Stored records:

______________________________

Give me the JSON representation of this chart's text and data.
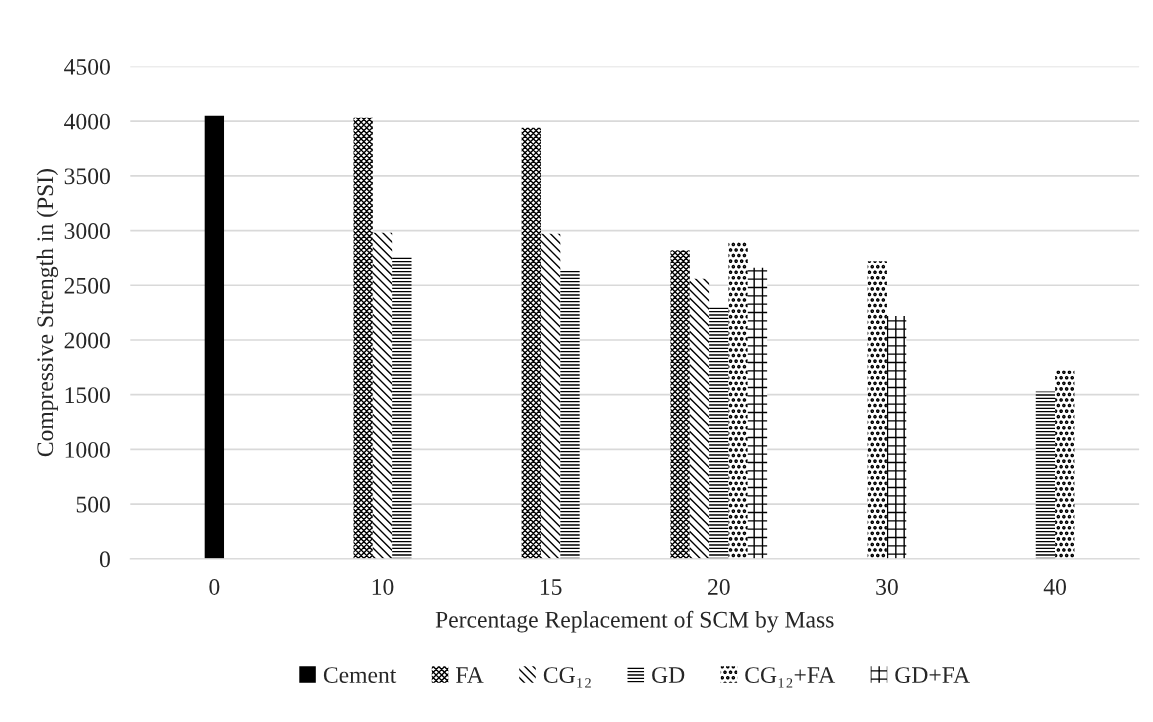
{
  "chart_data": {
    "type": "bar",
    "xlabel": "Percentage Replacement of SCM by Mass",
    "ylabel": "Compressive Strength in (PSI)",
    "categories": [
      "0",
      "10",
      "15",
      "20",
      "30",
      "40"
    ],
    "series": [
      {
        "name": "Cement",
        "color": "#000000",
        "values": [
          4050,
          null,
          null,
          null,
          null,
          null
        ]
      },
      {
        "name": "FA",
        "color": "#000000",
        "values": [
          null,
          4030,
          3940,
          2820,
          null,
          null
        ]
      },
      {
        "name": "CG₁₂",
        "color": "#000000",
        "values": [
          null,
          2980,
          2970,
          2560,
          null,
          null
        ]
      },
      {
        "name": "GD",
        "color": "#000000",
        "values": [
          null,
          2760,
          2630,
          2300,
          null,
          1530
        ]
      },
      {
        "name": "CG₁₂+FA",
        "color": "#000000",
        "values": [
          null,
          null,
          null,
          2900,
          2720,
          1720
        ]
      },
      {
        "name": "GD+FA",
        "color": "#000000",
        "values": [
          null,
          null,
          null,
          2660,
          2220,
          null
        ]
      }
    ],
    "ylim": [
      0,
      4500
    ],
    "yticks": [
      0,
      500,
      1000,
      1500,
      2000,
      2500,
      3000,
      3500,
      4000,
      4500
    ],
    "grid": "y",
    "legend": "bottom"
  }
}
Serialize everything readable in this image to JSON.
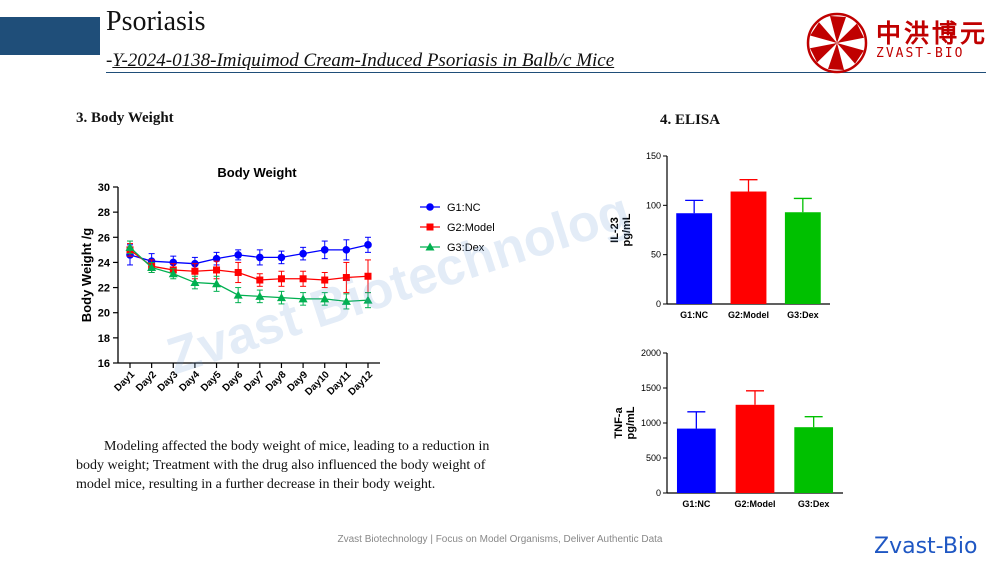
{
  "header": {
    "title": "Psoriasis",
    "subtitle_prefix": "-",
    "subtitle": "Y-2024-0138-Imiquimod Cream-Induced Psoriasis in Balb/c Mice",
    "logo_cn": "中洪博元",
    "logo_en": "ZVAST-BIO",
    "accent_color": "#1f4e79",
    "logo_color": "#c00000"
  },
  "sections": {
    "body_weight": "3. Body Weight",
    "elisa": "4. ELISA"
  },
  "paragraph": "Modeling affected the body weight of mice, leading to a reduction in body weight; Treatment with the drug also influenced the body weight of model mice, resulting in a further decrease in their body weight.",
  "footer": "Zvast Biotechnology | Focus on Model Organisms, Deliver Authentic Data",
  "brand": "Zvast-Bio",
  "watermark": "Zvast Biotechnolog",
  "chart_data": [
    {
      "type": "line",
      "title": "Body Weight",
      "xlabel": "",
      "ylabel": "Body Weight /g",
      "ylim": [
        16,
        30
      ],
      "yticks": [
        16,
        18,
        20,
        22,
        24,
        26,
        28,
        30
      ],
      "categories": [
        "Day1",
        "Day2",
        "Day3",
        "Day4",
        "Day5",
        "Day6",
        "Day7",
        "Day8",
        "Day9",
        "Day10",
        "Day11",
        "Day12"
      ],
      "legend_position": "right",
      "series": [
        {
          "name": "G1:NC",
          "color": "#0000ff",
          "marker": "circle",
          "values": [
            24.6,
            24.1,
            24.0,
            23.9,
            24.3,
            24.6,
            24.4,
            24.4,
            24.7,
            25.0,
            25.0,
            25.4
          ],
          "errors": [
            0.8,
            0.6,
            0.5,
            0.5,
            0.5,
            0.4,
            0.6,
            0.5,
            0.5,
            0.7,
            0.8,
            0.6
          ]
        },
        {
          "name": "G2:Model",
          "color": "#ff0000",
          "marker": "square",
          "values": [
            25.0,
            23.7,
            23.4,
            23.3,
            23.4,
            23.2,
            22.6,
            22.7,
            22.7,
            22.6,
            22.8,
            22.9
          ],
          "errors": [
            0.5,
            0.5,
            0.5,
            0.6,
            0.7,
            0.8,
            0.5,
            0.6,
            0.6,
            0.6,
            1.2,
            1.3
          ]
        },
        {
          "name": "G3:Dex",
          "color": "#00b050",
          "marker": "triangle",
          "values": [
            25.2,
            23.6,
            23.1,
            22.4,
            22.3,
            21.4,
            21.3,
            21.2,
            21.1,
            21.1,
            20.9,
            21.0
          ],
          "errors": [
            0.5,
            0.4,
            0.4,
            0.5,
            0.6,
            0.6,
            0.5,
            0.5,
            0.5,
            0.5,
            0.6,
            0.6
          ]
        }
      ]
    },
    {
      "type": "bar",
      "ylabel": "IL-23 pg/mL",
      "ylim": [
        0,
        150
      ],
      "yticks": [
        0,
        50,
        100,
        150
      ],
      "categories": [
        "G1:NC",
        "G2:Model",
        "G3:Dex"
      ],
      "values": [
        92,
        114,
        93
      ],
      "errors": [
        13,
        12,
        14
      ],
      "colors": [
        "#0000ff",
        "#ff0000",
        "#00c000"
      ]
    },
    {
      "type": "bar",
      "ylabel": "TNF-a pg/mL",
      "ylim": [
        0,
        2000
      ],
      "yticks": [
        0,
        500,
        1000,
        1500,
        2000
      ],
      "categories": [
        "G1:NC",
        "G2:Model",
        "G3:Dex"
      ],
      "values": [
        920,
        1260,
        940
      ],
      "errors": [
        240,
        200,
        150
      ],
      "colors": [
        "#0000ff",
        "#ff0000",
        "#00c000"
      ]
    }
  ]
}
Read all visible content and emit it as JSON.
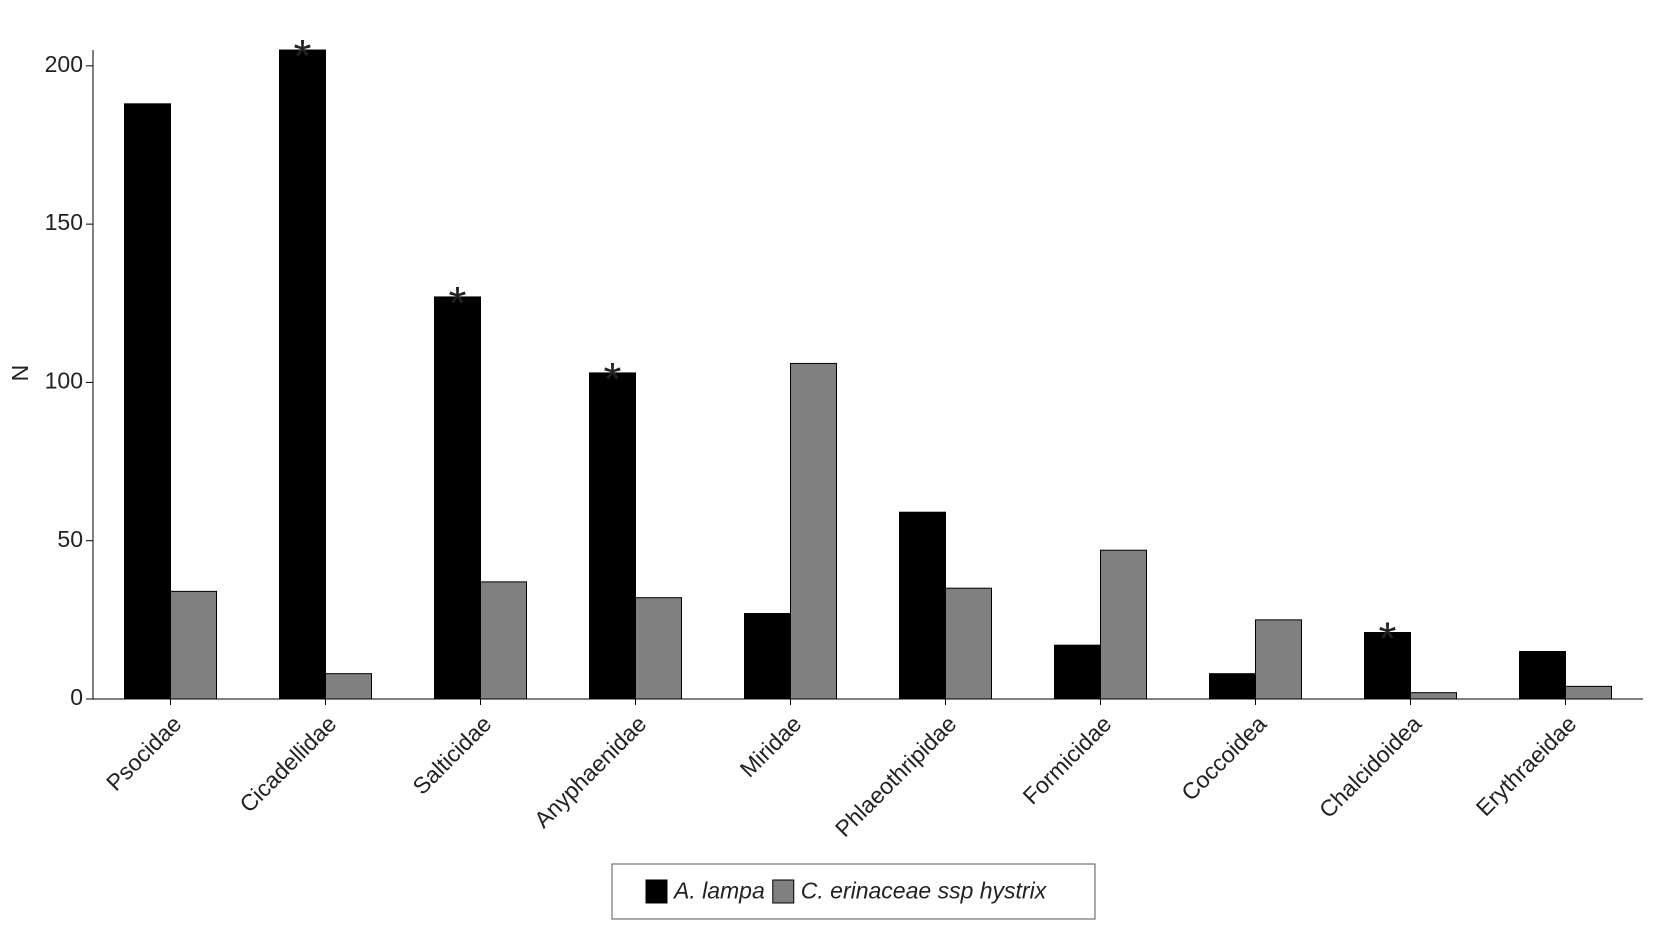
{
  "chart_data": {
    "type": "bar",
    "y_label": "N",
    "categories": [
      "Psocidae",
      "Cicadellidae",
      "Salticidae",
      "Anyphaenidae",
      "Miridae",
      "Phlaeothripidae",
      "Formicidae",
      "Coccoidea",
      "Chalcidoidea",
      "Erythraeidae"
    ],
    "series": [
      {
        "name": "A. lampa",
        "color": "#000000",
        "values": [
          188,
          205,
          127,
          103,
          27,
          59,
          17,
          8,
          21,
          15
        ]
      },
      {
        "name": "C. erinaceae ssp hystrix",
        "color": "#808080",
        "values": [
          34,
          8,
          37,
          32,
          106,
          35,
          47,
          25,
          2,
          4
        ]
      }
    ],
    "significance": [
      false,
      true,
      true,
      true,
      false,
      false,
      false,
      false,
      true,
      false
    ],
    "significance_label": "*",
    "ylim": [
      0,
      205
    ],
    "yticks": [
      0,
      50,
      100,
      150,
      200
    ],
    "grid": false,
    "legend": "bottom"
  }
}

______________________________

DIRECTIONS: Without including any pictures, print each record exactly.

EXERCISE SOLUTION:
Give me the JSON representation of this chart's text and data.
{
  "chart_data": {
    "type": "bar",
    "xlabel": "Percentage Replacement of SCM by Mass",
    "ylabel": "Compressive Strength in (PSI)",
    "categories": [
      "0",
      "10",
      "15",
      "20",
      "30",
      "40"
    ],
    "series": [
      {
        "name": "Cement",
        "color": "#000000",
        "values": [
          4050,
          null,
          null,
          null,
          null,
          null
        ]
      },
      {
        "name": "FA",
        "color": "#000000",
        "values": [
          null,
          4030,
          3940,
          2820,
          null,
          null
        ]
      },
      {
        "name": "CG₁₂",
        "color": "#000000",
        "values": [
          null,
          2980,
          2970,
          2560,
          null,
          null
        ]
      },
      {
        "name": "GD",
        "color": "#000000",
        "values": [
          null,
          2760,
          2630,
          2300,
          null,
          1530
        ]
      },
      {
        "name": "CG₁₂+FA",
        "color": "#000000",
        "values": [
          null,
          null,
          null,
          2900,
          2720,
          1720
        ]
      },
      {
        "name": "GD+FA",
        "color": "#000000",
        "values": [
          null,
          null,
          null,
          2660,
          2220,
          null
        ]
      }
    ],
    "ylim": [
      0,
      4500
    ],
    "yticks": [
      0,
      500,
      1000,
      1500,
      2000,
      2500,
      3000,
      3500,
      4000,
      4500
    ],
    "grid": "y",
    "legend": "bottom"
  }
}
Serialize everything readable in this image to JSON.
{
  "header": {
    "title": "Psoriasis",
    "subtitle_prefix": "-",
    "subtitle": "Y-2024-0138-Imiquimod Cream-Induced Psoriasis in Balb/c Mice",
    "logo_cn": "中洪博元",
    "logo_en": "ZVAST-BIO",
    "accent_color": "#1f4e79",
    "logo_color": "#c00000"
  },
  "sections": {
    "body_weight": "3. Body Weight",
    "elisa": "4. ELISA"
  },
  "paragraph": "Modeling affected the body weight of mice, leading to a reduction in body weight; Treatment with the drug also influenced the body weight of model mice, resulting in a further decrease in their body weight.",
  "footer": "Zvast Biotechnology | Focus on Model Organisms, Deliver Authentic Data",
  "brand": "Zvast-Bio",
  "watermark": "Zvast Biotechnolog",
  "chart_data": [
    {
      "type": "line",
      "title": "Body Weight",
      "xlabel": "",
      "ylabel": "Body Weight /g",
      "ylim": [
        16,
        30
      ],
      "yticks": [
        16,
        18,
        20,
        22,
        24,
        26,
        28,
        30
      ],
      "categories": [
        "Day1",
        "Day2",
        "Day3",
        "Day4",
        "Day5",
        "Day6",
        "Day7",
        "Day8",
        "Day9",
        "Day10",
        "Day11",
        "Day12"
      ],
      "legend_position": "right",
      "series": [
        {
          "name": "G1:NC",
          "color": "#0000ff",
          "marker": "circle",
          "values": [
            24.6,
            24.1,
            24.0,
            23.9,
            24.3,
            24.6,
            24.4,
            24.4,
            24.7,
            25.0,
            25.0,
            25.4
          ],
          "errors": [
            0.8,
            0.6,
            0.5,
            0.5,
            0.5,
            0.4,
            0.6,
            0.5,
            0.5,
            0.7,
            0.8,
            0.6
          ]
        },
        {
          "name": "G2:Model",
          "color": "#ff0000",
          "marker": "square",
          "values": [
            25.0,
            23.7,
            23.4,
            23.3,
            23.4,
            23.2,
            22.6,
            22.7,
            22.7,
            22.6,
            22.8,
            22.9
          ],
          "errors": [
            0.5,
            0.5,
            0.5,
            0.6,
            0.7,
            0.8,
            0.5,
            0.6,
            0.6,
            0.6,
            1.2,
            1.3
          ]
        },
        {
          "name": "G3:Dex",
          "color": "#00b050",
          "marker": "triangle",
          "values": [
            25.2,
            23.6,
            23.1,
            22.4,
            22.3,
            21.4,
            21.3,
            21.2,
            21.1,
            21.1,
            20.9,
            21.0
          ],
          "errors": [
            0.5,
            0.4,
            0.4,
            0.5,
            0.6,
            0.6,
            0.5,
            0.5,
            0.5,
            0.5,
            0.6,
            0.6
          ]
        }
      ]
    },
    {
      "type": "bar",
      "ylabel": "IL-23 pg/mL",
      "ylim": [
        0,
        150
      ],
      "yticks": [
        0,
        50,
        100,
        150
      ],
      "categories": [
        "G1:NC",
        "G2:Model",
        "G3:Dex"
      ],
      "values": [
        92,
        114,
        93
      ],
      "errors": [
        13,
        12,
        14
      ],
      "colors": [
        "#0000ff",
        "#ff0000",
        "#00c000"
      ]
    },
    {
      "type": "bar",
      "ylabel": "TNF-a pg/mL",
      "ylim": [
        0,
        2000
      ],
      "yticks": [
        0,
        500,
        1000,
        1500,
        2000
      ],
      "categories": [
        "G1:NC",
        "G2:Model",
        "G3:Dex"
      ],
      "values": [
        920,
        1260,
        940
      ],
      "errors": [
        240,
        200,
        150
      ],
      "colors": [
        "#0000ff",
        "#ff0000",
        "#00c000"
      ]
    }
  ]
}
Read all visible content and emit it as JSON.
{
  "chart_data": {
    "type": "bar",
    "y_label": "N",
    "categories": [
      "Psocidae",
      "Cicadellidae",
      "Salticidae",
      "Anyphaenidae",
      "Miridae",
      "Phlaeothripidae",
      "Formicidae",
      "Coccoidea",
      "Chalcidoidea",
      "Erythraeidae"
    ],
    "series": [
      {
        "name": "A. lampa",
        "color": "#000000",
        "values": [
          188,
          205,
          127,
          103,
          27,
          59,
          17,
          8,
          21,
          15
        ]
      },
      {
        "name": "C. erinaceae ssp hystrix",
        "color": "#808080",
        "values": [
          34,
          8,
          37,
          32,
          106,
          35,
          47,
          25,
          2,
          4
        ]
      }
    ],
    "significance": [
      false,
      true,
      true,
      true,
      false,
      false,
      false,
      false,
      true,
      false
    ],
    "significance_label": "*",
    "ylim": [
      0,
      205
    ],
    "yticks": [
      0,
      50,
      100,
      150,
      200
    ],
    "grid": false,
    "legend": "bottom"
  }
}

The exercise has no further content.